▶ _Dataset items_:
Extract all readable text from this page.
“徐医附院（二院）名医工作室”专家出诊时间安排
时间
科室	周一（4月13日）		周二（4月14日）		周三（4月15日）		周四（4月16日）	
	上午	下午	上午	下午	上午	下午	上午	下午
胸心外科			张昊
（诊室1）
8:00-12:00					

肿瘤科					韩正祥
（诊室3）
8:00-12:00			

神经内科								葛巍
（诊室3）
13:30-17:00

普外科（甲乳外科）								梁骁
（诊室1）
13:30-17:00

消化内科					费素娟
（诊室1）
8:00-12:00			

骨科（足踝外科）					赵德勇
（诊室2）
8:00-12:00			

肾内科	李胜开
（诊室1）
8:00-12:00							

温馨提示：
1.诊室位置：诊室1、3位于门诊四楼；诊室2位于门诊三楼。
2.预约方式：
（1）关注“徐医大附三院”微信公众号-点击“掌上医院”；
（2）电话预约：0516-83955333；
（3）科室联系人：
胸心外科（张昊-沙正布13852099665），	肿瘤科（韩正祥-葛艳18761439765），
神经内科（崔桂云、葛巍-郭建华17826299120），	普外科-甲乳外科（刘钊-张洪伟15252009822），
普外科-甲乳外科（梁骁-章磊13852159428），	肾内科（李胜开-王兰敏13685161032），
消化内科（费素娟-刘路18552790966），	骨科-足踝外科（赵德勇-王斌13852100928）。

▶ _Stated problem_: Exact output of every entry is required.

▶ _Result of this exercise_:
Extract all readable text from this page.
“徐医附院（二院）名医工作室”专家出诊时间安排
时间
科室	周一（4月13日）		周二（4月14日）		周三（4月15日）		周四（4月16日）	
	上午	下午	上午	下午	上午	下午	上午	下午
胸心外科			张昊
（诊室1）
8:00-12:00					

肿瘤科					韩正祥
（诊室3）
8:00-12:00			

神经内科								葛巍
（诊室3）
13:30-17:00

普外科（甲乳外科）								梁骁
（诊室1）
13:30-17:00

消化内科					费素娟
（诊室1）
8:00-12:00			

骨科（足踝外科）					赵德勇
（诊室2）
8:00-12:00			

肾内科	李胜开
（诊室1）
8:00-12:00							

温馨提示：
1.诊室位置：诊室1、3位于门诊四楼；诊室2位于门诊三楼。
2.预约方式：
（1）关注“徐医大附三院”微信公众号-点击“掌上医院”；
（2）电话预约：0516-83955333；
（3）科室联系人：
胸心外科（张昊-沙正布13852099665），	肿瘤科（韩正祥-葛艳18761439765），
神经内科（崔桂云、葛巍-郭建华17826299120），	普外科-甲乳外科（刘钊-张洪伟15252009822），
普外科-甲乳外科（梁骁-章磊13852159428），	肾内科（李胜开-王兰敏13685161032），
消化内科（费素娟-刘路18552790966），	骨科-足踝外科（赵德勇-王斌13852100928）。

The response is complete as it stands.